EXERCISE REQUIREMENTS:
Images are excluded; otherwise, output every record exactly.

-------- RECORDS FOR THE TASK

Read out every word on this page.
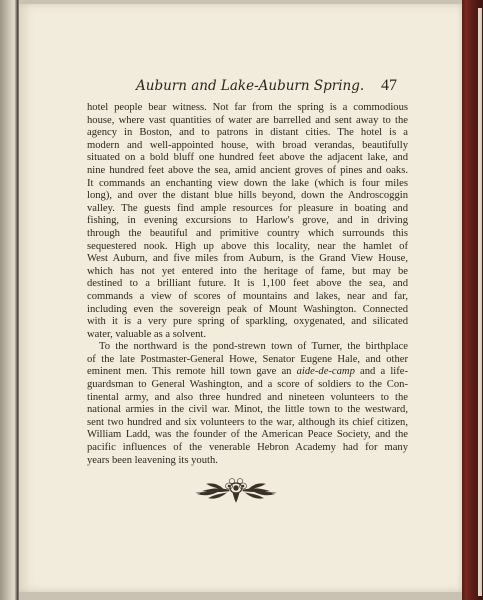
Auburn and Lake-Auburn Spring. 47

hotel people bear witness. Not far from the spring is a commodious
house, where vast quantities of water are barrelled and sent away to the
agency in Boston, and to patrons in distant cities. The hotel is a
modern and well-appointed house, with broad verandas, beautifully
situated on a bold bluff one hundred feet above the adjacent lake, and
nine hundred feet above the sea, amid ancient groves of pines and oaks.
It commands an enchanting view down the lake (which is four miles
long), and over the distant blue hills beyond, down the Androscoggin
valley. The guests find ample resources for pleasure in boating and
fishing, in evening excursions to Harlow's grove, and in driving
through the beautiful and primitive country which surrounds this
sequestered nook. High up above this locality, near the hamlet of
West Auburn, and five miles from Auburn, is the Grand View House,
which has not yet entered into the heritage of fame, but may be
destined to a brilliant future. It is 1,100 feet above the sea, and
commands a view of scores of mountains and lakes, near and far,
including even the sovereign peak of Mount Washington. Connected
with it is a very pure spring of sparkling, oxygenated, and silicated
water, valuable as a solvent.

To the northward is the pond-strewn town of Turner, the birthplace
of the late Postmaster-General Howe, Senator Eugene Hale, and other
eminent men. This remote hill town gave an aide-de-camp and a life-
guardsman to General Washington, and a score of soldiers to the Con-
tinental army, and also three hundred and nineteen volunteers to the
national armies in the civil war. Minot, the little town to the westward,
sent two hundred and six volunteers to the war, although its chief citizen,
William Ladd, was the founder of the American Peace Society, and the
pacific influences of the venerable Hebron Academy had for many
years been leavening its youth.
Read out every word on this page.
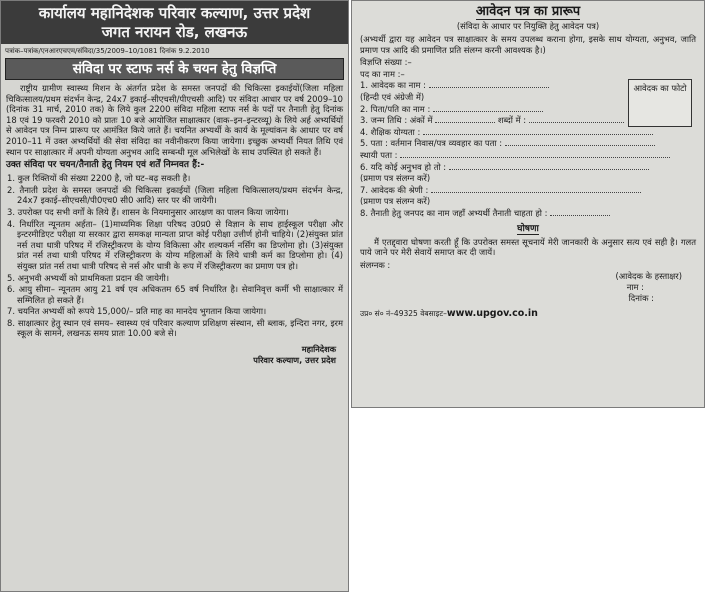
कार्यालय महानिदेशक परिवार कल्याण, उत्तर प्रदेश
जगत नरायन रोड, लखनऊ
पत्रांक–पत्रांक/एनआरएचएम/संविदा/35/2009–10/1081 दिनांक 9.2.2010
संविदा पर स्टाफ नर्स के चयन हेतु विज्ञप्ति

राष्ट्रीय ग्रामीण स्वास्थ्य मिशन के अंतर्गत प्रदेश के समस्त जनपदों की चिकित्सा इकाईयों(जिला महिला चिकित्सालय/प्रथम संदर्भन केन्द्र, 24x7 इकाई–सीएचसी/पीएचसी आदि) पर संविदा आधार पर वर्ष 2009–10 (दिनांक 31 मार्च, 2010 तक) के लिये कुल 2200 संविदा महिला स्टाफ नर्स के पदों पर तैनाती हेतु दिनांक 18 एवं 19 फरवरी 2010 को प्रातः 10 बजे आयोजित साक्षात्कार (वाक–इन–इन्टरव्यू) के लिये अर्ह अभ्यर्थियों से आवेदन पत्र निम्न प्रारूप पर आमंत्रित किये जाते हैं। चयनित अभ्यर्थी के कार्य के मूल्यांकन के आधार पर वर्ष 2010–11 में उक्त अभ्यर्थियों की सेवा संविदा का नवीनीकरण किया जायेगा। इच्छुक अभ्यर्थी नियत तिथि एवं स्थान पर साक्षात्कार में अपनी योग्यता अनुभव आदि सम्बन्धी मूल अभिलेखों के साथ उपस्थित हो सकते हैं।

उक्त संविदा पर चयन/तैनाती हेतु नियम एवं शर्तें निम्नवत हैं:-

1. कुल रिक्तियों की संख्या 2200 है, जो घट–बढ़ सकती है।

2. तैनाती प्रदेश के समस्त जनपदों की चिकित्सा इकाईयों (जिला महिला चिकित्सालय/प्रथम संदर्भन केन्द्र, 24x7 इकाई–सीएचसी/पी0एच0 सी0 आदि) स्तर पर की जायेगी।

3. उपरोक्त पद सभी वर्गों के लिये हैं। शासन के नियमानुसार आरक्षण का पालन किया जायेगा।

4. निर्धारित न्यूनतम अर्हता– (1)माध्यमिक शिक्षा परिषद उ0प्र0 से विज्ञान के साथ हाईस्कूल परीक्षा और इन्टरमीडिएट परीक्षा या सरकार द्वारा समकक्ष मान्यता प्राप्त कोई परीक्षा उत्तीर्ण होनी चाहिये। (2)संयुक्त प्रांत नर्स तथा धात्री परिषद में रजिस्ट्रीकरण के योग्य विकित्सा और शल्यकर्म नर्सिंग का डिप्लोमा हो। (3)संयुक्त प्रांत नर्स तथा धात्री परिषद में रजिस्ट्रीकरण के योग्य महिलाओं के लिये धात्री कर्म का डिप्लोमा हो। (4) संयुक्त प्रांत नर्स तथा धात्री परिषद से नर्स और धात्री के रूप में रजिस्ट्रीकरण का प्रमाण पत्र हो।

5. अनुभवी अभ्यर्थी को प्राथमिकता प्रदान की जायेगी।

6. आयु सीमा– न्यूनतम आयु 21 वर्ष एव अधिकतम 65 वर्ष निर्धारित है। सेवानिवृत्त कर्मी भी साक्षात्कार में सम्मिलित हो सकते हैं।

7. चयनित अभ्यर्थी को रूपये 15,000/– प्रति माह का मानदेय भुगतान किया जायेगा।

8. साक्षात्कार हेतु स्थान एवं समय– स्वास्थ्य एवं परिवार कल्याण प्रशिक्षण संस्थान, सी ब्लाक, इन्दिरा नगर, इरम स्कूल के सामने, लखनऊ समय प्रातः 10.00 बजे से।

महानिदेशक
परिवार कल्याण, उत्तर प्रदेश
आवेदन पत्र का प्रारूप
(संविदा के आधार पर नियुक्ति हेतु आवेदन पत्र)

(अभ्यर्थी द्वारा यह आवेदन पत्र साक्षात्कार के समय उपलब्ध कराना होगा, इसके साथ योग्यता, अनुभव, जाति प्रमाण पत्र आदि की प्रमाणित प्रति संलग्न करनी आवश्यक है।)

आवेदक का फोटो
विज्ञप्ति संख्या :–
पद का नाम :–
1. आवेदक का नाम :
(हिन्दी एवं अंग्रेजी में)
2. पिता/पति का नाम :
3. जन्म तिथि : अंकों में	शब्दों में :
4. शैक्षिक योग्यता :
5. पता : वर्तमान निवास/पत्र व्यवहार का पता :
स्थायी पता :
6. यदि कोई अनुभव हो तो :
(प्रमाण पत्र संलग्न करें)
7. आवेदक की श्रेणी :
(प्रमाण पत्र संलग्न करें)
8. तैनाती हेतु जनपद का नाम जहाँ अभ्यर्थी तैनाती चाहता हो :
घोषणा

मैं एतद्द्वारा घोषणा करती हूँ कि उपरोक्त समस्त सूचनायें मेरी जानकारी के अनुसार सत्य एवं सही है। गलत पाये जाने पर मेरी सेवायें समाप्त कर दी जायें।

संलग्नक :
(आवेदक के हस्ताक्षर)
नाम :
दिनांक :
उप्र० सं० नं–49325 वेबसाइट–www.upgov.co.in
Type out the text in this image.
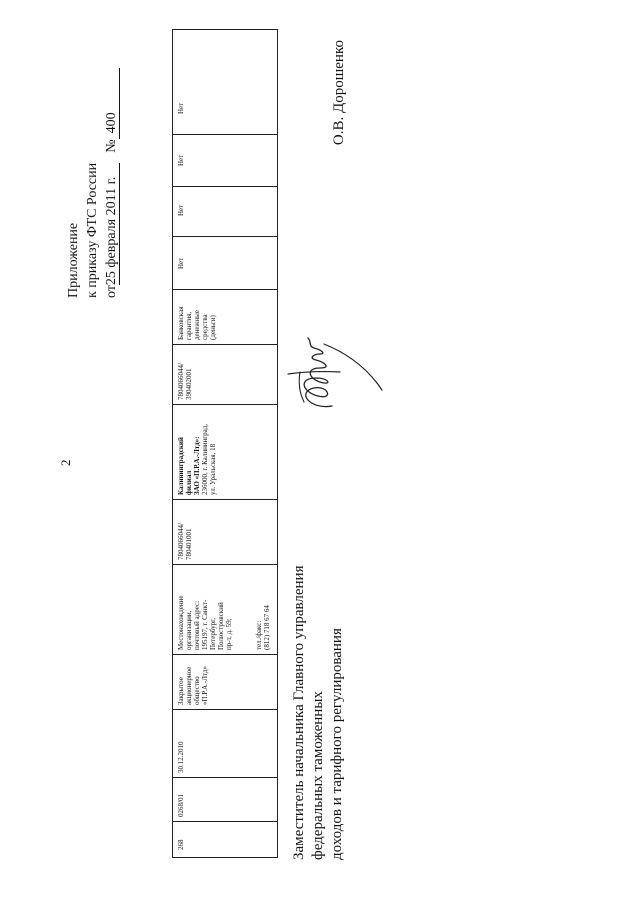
2
Приложение к приказу ФТС России от25 февраля 2011 г.№400
268	0268/01	30.12.2010	Закрытое
акционерное
общество
«П.Р.А.-Лтд»	
Местонахождение
организации,
почтовый адрес:
195197, г. Санкт-
Петербург,
Полюстровский
пр-т, д. 59;	тел./факс:
(812) 718 67 64
	7804066044/
780401001	
Калининградский
филиал
ЗАО «П.Р.А.-Лтд»:
236000, г. Калининград,
ул. Уральская, 18
	7804066044/
390402001	Банковская
гарантия,
денежные
средства
(деньги)	Нет	Нет	Нет	Нет
Заместитель начальника Главного управления
федеральных таможенных
доходов и тарифного регулирования
О.В. Дорошенко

----------------

RESPONSE:
Read out every word on this page.
Auburn and Lake-Auburn Spring. 47

hotel people bear witness. Not far from the spring is a commodious
house, where vast quantities of water are barrelled and sent away to the
agency in Boston, and to patrons in distant cities. The hotel is a
modern and well-appointed house, with broad verandas, beautifully
situated on a bold bluff one hundred feet above the adjacent lake, and
nine hundred feet above the sea, amid ancient groves of pines and oaks.
It commands an enchanting view down the lake (which is four miles
long), and over the distant blue hills beyond, down the Androscoggin
valley. The guests find ample resources for pleasure in boating and
fishing, in evening excursions to Harlow's grove, and in driving
through the beautiful and primitive country which surrounds this
sequestered nook. High up above this locality, near the hamlet of
West Auburn, and five miles from Auburn, is the Grand View House,
which has not yet entered into the heritage of fame, but may be
destined to a brilliant future. It is 1,100 feet above the sea, and
commands a view of scores of mountains and lakes, near and far,
including even the sovereign peak of Mount Washington. Connected
with it is a very pure spring of sparkling, oxygenated, and silicated
water, valuable as a solvent.

To the northward is the pond-strewn town of Turner, the birthplace
of the late Postmaster-General Howe, Senator Eugene Hale, and other
eminent men. This remote hill town gave an aide-de-camp and a life-
guardsman to General Washington, and a score of soldiers to the Con-
tinental army, and also three hundred and nineteen volunteers to the
national armies in the civil war. Minot, the little town to the westward,
sent two hundred and six volunteers to the war, although its chief citizen,
William Ladd, was the founder of the American Peace Society, and the
pacific influences of the venerable Hebron Academy had for many
years been leavening its youth.
Read out every word on this page.
कार्यालय महानिदेशक परिवार कल्याण, उत्तर प्रदेश
जगत नरायन रोड, लखनऊ
पत्रांक–पत्रांक/एनआरएचएम/संविदा/35/2009–10/1081 दिनांक 9.2.2010
संविदा पर स्टाफ नर्स के चयन हेतु विज्ञप्ति

राष्ट्रीय ग्रामीण स्वास्थ्य मिशन के अंतर्गत प्रदेश के समस्त जनपदों की चिकित्सा इकाईयों(जिला महिला चिकित्सालय/प्रथम संदर्भन केन्द्र, 24x7 इकाई–सीएचसी/पीएचसी आदि) पर संविदा आधार पर वर्ष 2009–10 (दिनांक 31 मार्च, 2010 तक) के लिये कुल 2200 संविदा महिला स्टाफ नर्स के पदों पर तैनाती हेतु दिनांक 18 एवं 19 फरवरी 2010 को प्रातः 10 बजे आयोजित साक्षात्कार (वाक–इन–इन्टरव्यू) के लिये अर्ह अभ्यर्थियों से आवेदन पत्र निम्न प्रारूप पर आमंत्रित किये जाते हैं। चयनित अभ्यर्थी के कार्य के मूल्यांकन के आधार पर वर्ष 2010–11 में उक्त अभ्यर्थियों की सेवा संविदा का नवीनीकरण किया जायेगा। इच्छुक अभ्यर्थी नियत तिथि एवं स्थान पर साक्षात्कार में अपनी योग्यता अनुभव आदि सम्बन्धी मूल अभिलेखों के साथ उपस्थित हो सकते हैं।

उक्त संविदा पर चयन/तैनाती हेतु नियम एवं शर्तें निम्नवत हैं:-

1. कुल रिक्तियों की संख्या 2200 है, जो घट–बढ़ सकती है।

2. तैनाती प्रदेश के समस्त जनपदों की चिकित्सा इकाईयों (जिला महिला चिकित्सालय/प्रथम संदर्भन केन्द्र, 24x7 इकाई–सीएचसी/पी0एच0 सी0 आदि) स्तर पर की जायेगी।

3. उपरोक्त पद सभी वर्गों के लिये हैं। शासन के नियमानुसार आरक्षण का पालन किया जायेगा।

4. निर्धारित न्यूनतम अर्हता– (1)माध्यमिक शिक्षा परिषद उ0प्र0 से विज्ञान के साथ हाईस्कूल परीक्षा और इन्टरमीडिएट परीक्षा या सरकार द्वारा समकक्ष मान्यता प्राप्त कोई परीक्षा उत्तीर्ण होनी चाहिये। (2)संयुक्त प्रांत नर्स तथा धात्री परिषद में रजिस्ट्रीकरण के योग्य विकित्सा और शल्यकर्म नर्सिंग का डिप्लोमा हो। (3)संयुक्त प्रांत नर्स तथा धात्री परिषद में रजिस्ट्रीकरण के योग्य महिलाओं के लिये धात्री कर्म का डिप्लोमा हो। (4) संयुक्त प्रांत नर्स तथा धात्री परिषद से नर्स और धात्री के रूप में रजिस्ट्रीकरण का प्रमाण पत्र हो।

5. अनुभवी अभ्यर्थी को प्राथमिकता प्रदान की जायेगी।

6. आयु सीमा– न्यूनतम आयु 21 वर्ष एव अधिकतम 65 वर्ष निर्धारित है। सेवानिवृत्त कर्मी भी साक्षात्कार में सम्मिलित हो सकते हैं।

7. चयनित अभ्यर्थी को रूपये 15,000/– प्रति माह का मानदेय भुगतान किया जायेगा।

8. साक्षात्कार हेतु स्थान एवं समय– स्वास्थ्य एवं परिवार कल्याण प्रशिक्षण संस्थान, सी ब्लाक, इन्दिरा नगर, इरम स्कूल के सामने, लखनऊ समय प्रातः 10.00 बजे से।

महानिदेशक
परिवार कल्याण, उत्तर प्रदेश
आवेदन पत्र का प्रारूप
(संविदा के आधार पर नियुक्ति हेतु आवेदन पत्र)

(अभ्यर्थी द्वारा यह आवेदन पत्र साक्षात्कार के समय उपलब्ध कराना होगा, इसके साथ योग्यता, अनुभव, जाति प्रमाण पत्र आदि की प्रमाणित प्रति संलग्न करनी आवश्यक है।)

आवेदक का फोटो
विज्ञप्ति संख्या :–
पद का नाम :–
1. आवेदक का नाम :
(हिन्दी एवं अंग्रेजी में)
2. पिता/पति का नाम :
3. जन्म तिथि : अंकों में	शब्दों में :
4. शैक्षिक योग्यता :
5. पता : वर्तमान निवास/पत्र व्यवहार का पता :
स्थायी पता :
6. यदि कोई अनुभव हो तो :
(प्रमाण पत्र संलग्न करें)
7. आवेदक की श्रेणी :
(प्रमाण पत्र संलग्न करें)
8. तैनाती हेतु जनपद का नाम जहाँ अभ्यर्थी तैनाती चाहता हो :
घोषणा

मैं एतद्द्वारा घोषणा करती हूँ कि उपरोक्त समस्त सूचनायें मेरी जानकारी के अनुसार सत्य एवं सही है। गलत पाये जाने पर मेरी सेवायें समाप्त कर दी जायें।

संलग्नक :
(आवेदक के हस्ताक्षर)
नाम :
दिनांक :
उप्र० सं० नं–49325 वेबसाइट–www.upgov.co.in
Type out the text in this image.
2
Приложение к приказу ФТС России от25 февраля 2011 г.№400
268	0268/01	30.12.2010	Закрытое
акционерное
общество
«П.Р.А.-Лтд»	
Местонахождение
организации,
почтовый адрес:
195197, г. Санкт-
Петербург,
Полюстровский
пр-т, д. 59;	тел./факс:
(812) 718 67 64
	7804066044/
780401001	
Калининградский
филиал
ЗАО «П.Р.А.-Лтд»:
236000, г. Калининград,
ул. Уральская, 18
	7804066044/
390402001	Банковская
гарантия,
денежные
средства
(деньги)	Нет	Нет	Нет	Нет
Заместитель начальника Главного управления
федеральных таможенных
доходов и тарифного регулирования
О.В. Дорошенко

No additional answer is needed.